Copy the records below exactly, omitting any pictures they contain.
⁂
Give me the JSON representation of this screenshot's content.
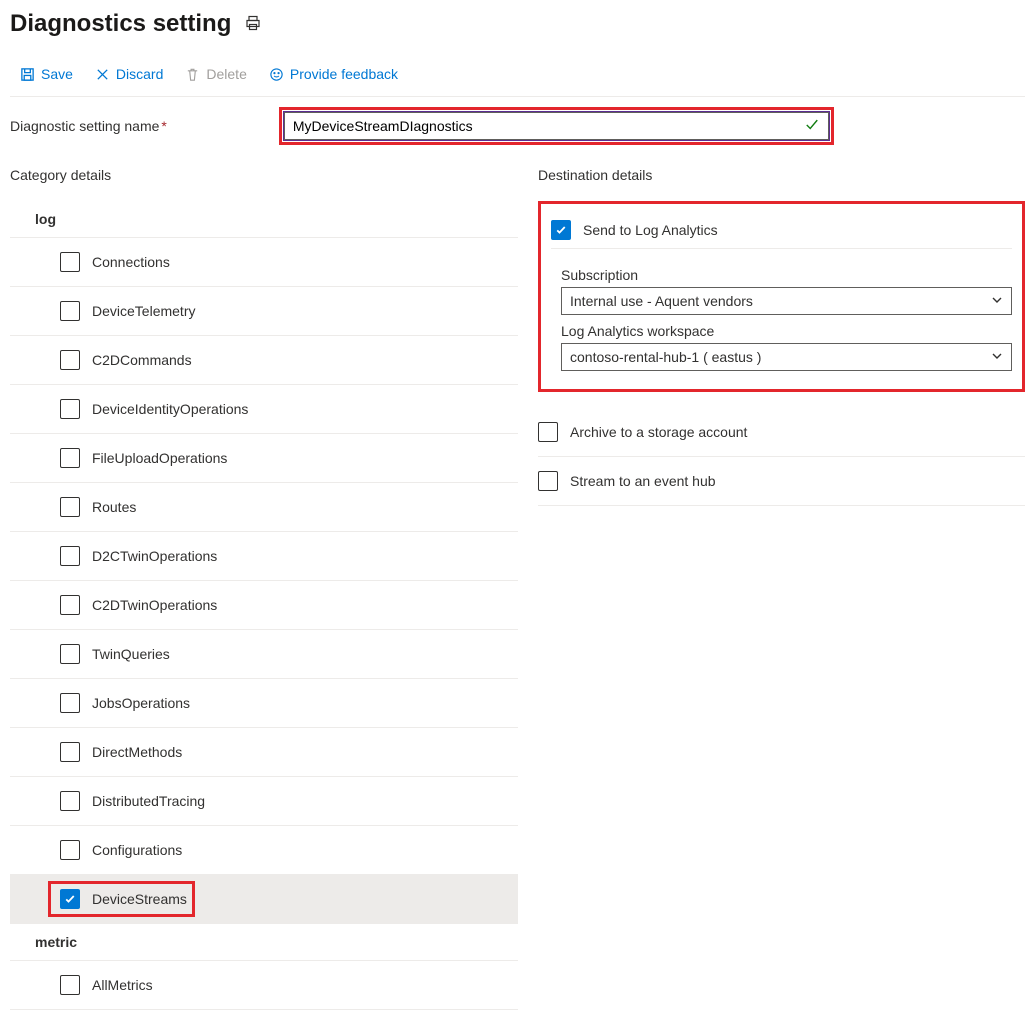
{
  "page": {
    "title": "Diagnostics setting"
  },
  "toolbar": {
    "save": "Save",
    "discard": "Discard",
    "delete": "Delete",
    "feedback": "Provide feedback"
  },
  "nameField": {
    "label": "Diagnostic setting name",
    "value": "MyDeviceStreamDIagnostics"
  },
  "categories": {
    "title": "Category details",
    "logHeading": "log",
    "metricHeading": "metric",
    "logs": [
      {
        "label": "Connections",
        "checked": false
      },
      {
        "label": "DeviceTelemetry",
        "checked": false
      },
      {
        "label": "C2DCommands",
        "checked": false
      },
      {
        "label": "DeviceIdentityOperations",
        "checked": false
      },
      {
        "label": "FileUploadOperations",
        "checked": false
      },
      {
        "label": "Routes",
        "checked": false
      },
      {
        "label": "D2CTwinOperations",
        "checked": false
      },
      {
        "label": "C2DTwinOperations",
        "checked": false
      },
      {
        "label": "TwinQueries",
        "checked": false
      },
      {
        "label": "JobsOperations",
        "checked": false
      },
      {
        "label": "DirectMethods",
        "checked": false
      },
      {
        "label": "DistributedTracing",
        "checked": false
      },
      {
        "label": "Configurations",
        "checked": false
      },
      {
        "label": "DeviceStreams",
        "checked": true
      }
    ],
    "metrics": [
      {
        "label": "AllMetrics",
        "checked": false
      }
    ]
  },
  "destinations": {
    "title": "Destination details",
    "sendToLogAnalytics": {
      "label": "Send to Log Analytics",
      "checked": true
    },
    "subscription": {
      "label": "Subscription",
      "value": "Internal use - Aquent vendors"
    },
    "workspace": {
      "label": "Log Analytics workspace",
      "value": "contoso-rental-hub-1 ( eastus )"
    },
    "archive": {
      "label": "Archive to a storage account",
      "checked": false
    },
    "stream": {
      "label": "Stream to an event hub",
      "checked": false
    }
  }
}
⁂
● Correct response
Give me the JSON representation of this screenshot's content.
{
  "page": {
    "title": "Diagnostics setting"
  },
  "toolbar": {
    "save": "Save",
    "discard": "Discard",
    "delete": "Delete",
    "feedback": "Provide feedback"
  },
  "nameField": {
    "label": "Diagnostic setting name",
    "value": "MyDeviceStreamDIagnostics"
  },
  "categories": {
    "title": "Category details",
    "logHeading": "log",
    "metricHeading": "metric",
    "logs": [
      {
        "label": "Connections",
        "checked": false
      },
      {
        "label": "DeviceTelemetry",
        "checked": false
      },
      {
        "label": "C2DCommands",
        "checked": false
      },
      {
        "label": "DeviceIdentityOperations",
        "checked": false
      },
      {
        "label": "FileUploadOperations",
        "checked": false
      },
      {
        "label": "Routes",
        "checked": false
      },
      {
        "label": "D2CTwinOperations",
        "checked": false
      },
      {
        "label": "C2DTwinOperations",
        "checked": false
      },
      {
        "label": "TwinQueries",
        "checked": false
      },
      {
        "label": "JobsOperations",
        "checked": false
      },
      {
        "label": "DirectMethods",
        "checked": false
      },
      {
        "label": "DistributedTracing",
        "checked": false
      },
      {
        "label": "Configurations",
        "checked": false
      },
      {
        "label": "DeviceStreams",
        "checked": true
      }
    ],
    "metrics": [
      {
        "label": "AllMetrics",
        "checked": false
      }
    ]
  },
  "destinations": {
    "title": "Destination details",
    "sendToLogAnalytics": {
      "label": "Send to Log Analytics",
      "checked": true
    },
    "subscription": {
      "label": "Subscription",
      "value": "Internal use - Aquent vendors"
    },
    "workspace": {
      "label": "Log Analytics workspace",
      "value": "contoso-rental-hub-1 ( eastus )"
    },
    "archive": {
      "label": "Archive to a storage account",
      "checked": false
    },
    "stream": {
      "label": "Stream to an event hub",
      "checked": false
    }
  }
}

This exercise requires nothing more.